**What is needed:** Answer with a single number, the count of lines holding the word "from".

# # # #

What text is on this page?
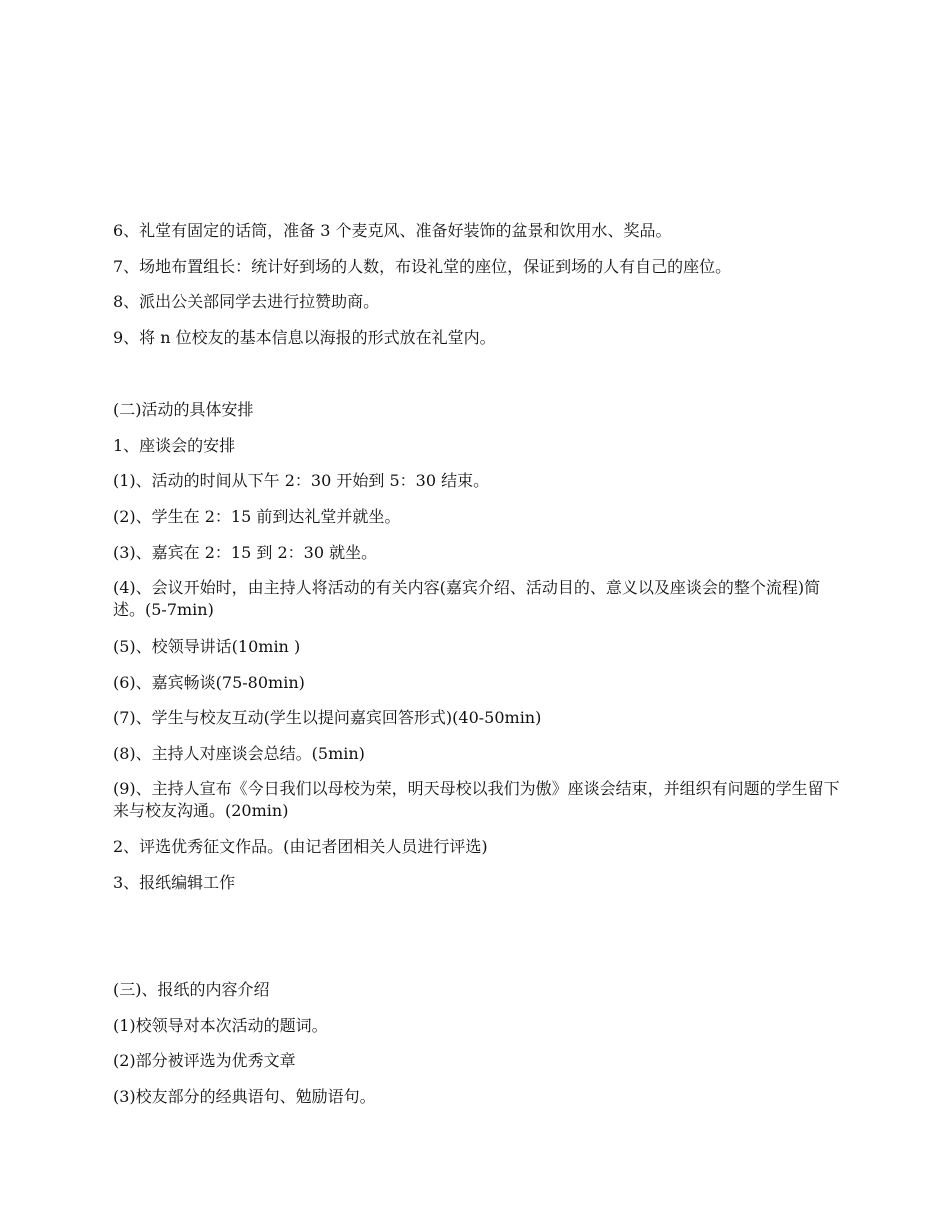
6、礼堂有固定的话筒，准备 3 个麦克风、准备好装饰的盆景和饮用水、奖品。
7、场地布置组长：统计好到场的人数，布设礼堂的座位，保证到场的人有自己的座位。
8、派出公关部同学去进行拉赞助商。
9、将 n 位校友的基本信息以海报的形式放在礼堂内。
(二)活动的具体安排
1、座谈会的安排
(1)、活动的时间从下午 2：30 开始到 5：30 结束。
(2)、学生在 2：15 前到达礼堂并就坐。
(3)、嘉宾在 2：15 到 2：30 就坐。
(4)、会议开始时，由主持人将活动的有关内容(嘉宾介绍、活动目的、意义以及座谈会的整个流程)简述。(5-7min)
(5)、校领导讲话(10min )
(6)、嘉宾畅谈(75-80min)
(7)、学生与校友互动(学生以提问嘉宾回答形式)(40-50min)
(8)、主持人对座谈会总结。(5min)
(9)、主持人宣布《今日我们以母校为荣，明天母校以我们为傲》座谈会结束，并组织有问题的学生留下来与校友沟通。(20min)
2、评选优秀征文作品。(由记者团相关人员进行评选)
3、报纸编辑工作
(三)、报纸的内容介绍
(1)校领导对本次活动的题词。
(2)部分被评选为优秀文章
(3)校友部分的经典语句、勉励语句。
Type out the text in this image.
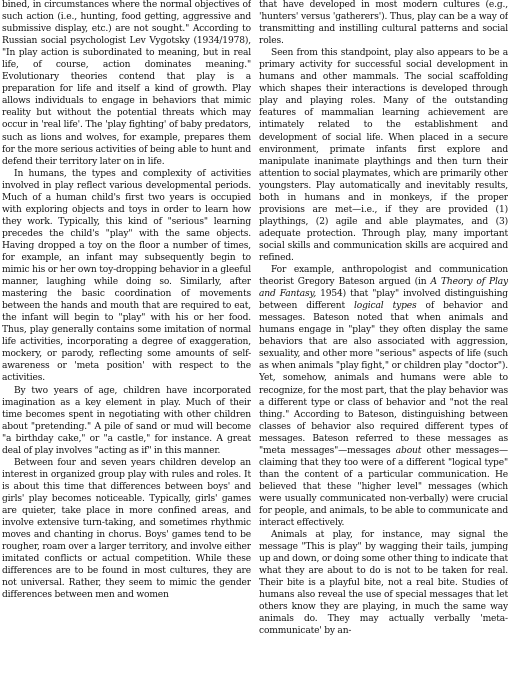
bined, in circumstances where the normal objectives of such action (i.e., hunting, food getting, aggressive and submissive display, etc.) are not sought." According to Russian social psychologist Lev Vygotsky (1934/1978), "In play action is subordinated to meaning, but in real life, of course, action dominates meaning." Evolutionary theories contend that play is a preparation for life and itself a kind of growth. Play allows individuals to engage in behaviors that mimic reality but without the potential threats which may occur in 'real life'. The 'play fighting' of baby predators, such as lions and wolves, for example, prepares them for the more serious activities of being able to hunt and defend their territory later on in life.

In humans, the types and complexity of activities involved in play reflect various developmental periods. Much of a human child's first two years is occupied with exploring objects and toys in order to learn how they work. Typically, this kind of "serious" learning precedes the child's "play" with the same objects. Having dropped a toy on the floor a number of times, for example, an infant may subsequently begin to mimic his or her own toy-dropping behavior in a gleeful manner, laughing while doing so. Similarly, after mastering the basic coordination of movements between the hands and mouth that are required to eat, the infant will begin to "play" with his or her food. Thus, play generally contains some imitation of normal life activities, incorporating a degree of exaggeration, mockery, or parody, reflecting some amounts of self-awareness or 'meta position' with respect to the activities.

By two years of age, children have incorporated imagination as a key element in play. Much of their time becomes spent in negotiating with other children about "pretending." A pile of sand or mud will become "a birthday cake," or "a castle," for instance. A great deal of play involves "acting as if" in this manner.

Between four and seven years children develop an interest in organized group play with rules and roles. It is about this time that differences between boys' and girls' play becomes noticeable. Typically, girls' games are quieter, take place in more confined areas, and involve extensive turn-taking, and sometimes rhythmic moves and chanting in chorus. Boys' games tend to be rougher, roam over a larger territory, and involve either imitated conflicts or actual competition. While these differences are to be found in most cultures, they are not universal. Rather, they seem to mimic the gender differences between men and women

that have developed in most modern cultures (e.g., 'hunters' versus 'gatherers'). Thus, play can be a way of transmitting and instilling cultural patterns and social roles.

Seen from this standpoint, play also appears to be a primary activity for successful social development in humans and other mammals. The social scaffolding which shapes their interactions is developed through play and playing roles. Many of the outstanding features of mammalian learning achievement are intimately related to the establishment and development of social life. When placed in a secure environment, primate infants first explore and manipulate inanimate playthings and then turn their attention to social playmates, which are primarily other youngsters. Play automatically and inevitably results, both in humans and in monkeys, if the proper provisions are met—i.e., if they are provided (1) playthings, (2) agile and able playmates, and (3) adequate protection. Through play, many important social skills and communication skills are acquired and refined.

For example, anthropologist and communication theorist Gregory Bateson argued (in A Theory of Play and Fantasy, 1954) that "play" involved distinguishing between different logical types of behavior and messages. Bateson noted that when animals and humans engage in "play" they often display the same behaviors that are also associated with aggression, sexuality, and other more "serious" aspects of life (such as when animals "play fight," or children play "doctor"). Yet, somehow, animals and humans were able to recognize, for the most part, that the play behavior was a different type or class of behavior and "not the real thing." According to Bateson, distinguishing between classes of behavior also required different types of messages. Bateson referred to these messages as "meta messages"—messages about other messages—claiming that they too were of a different "logical type" than the content of a particular communication. He believed that these "higher level" messages (which were usually communicated non-verbally) were crucial for people, and animals, to be able to communicate and interact effectively.

Animals at play, for instance, may signal the message "This is play" by wagging their tails, jumping up and down, or doing some other thing to indicate that what they are about to do is not to be taken for real. Their bite is a playful bite, not a real bite. Studies of humans also reveal the use of special messages that let others know they are playing, in much the same way animals do. They may actually verbally 'meta-communicate' by an-
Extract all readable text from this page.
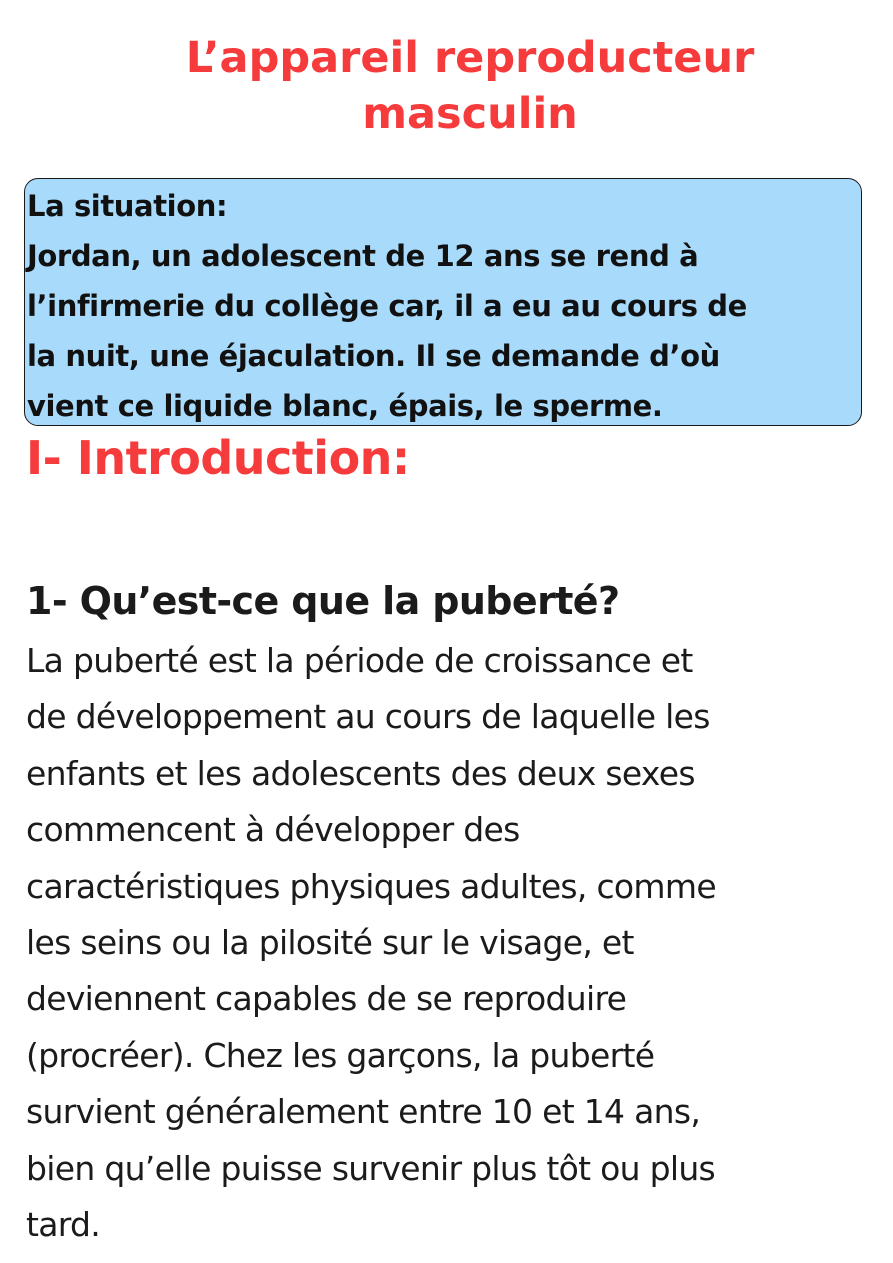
L’appareil reproducteur
masculin
La situation:
Jordan, un adolescent de 12 ans se rend à
l’infirmerie du collège car, il a eu au cours de
la nuit, une éjaculation. Il se demande d’où
vient ce liquide blanc, épais, le sperme.
I- Introduction:
1- Qu’est-ce que la puberté?

La puberté est la période de croissance et
de développement au cours de laquelle les
enfants et les adolescents des deux sexes
commencent à développer des
caractéristiques physiques adultes, comme
les seins ou la pilosité sur le visage, et
deviennent capables de se reproduire
(procréer). Chez les garçons, la puberté
survient généralement entre 10 et 14 ans,
bien qu’elle puisse survenir plus tôt ou plus
tard.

# # # #

**Problem solution:** 2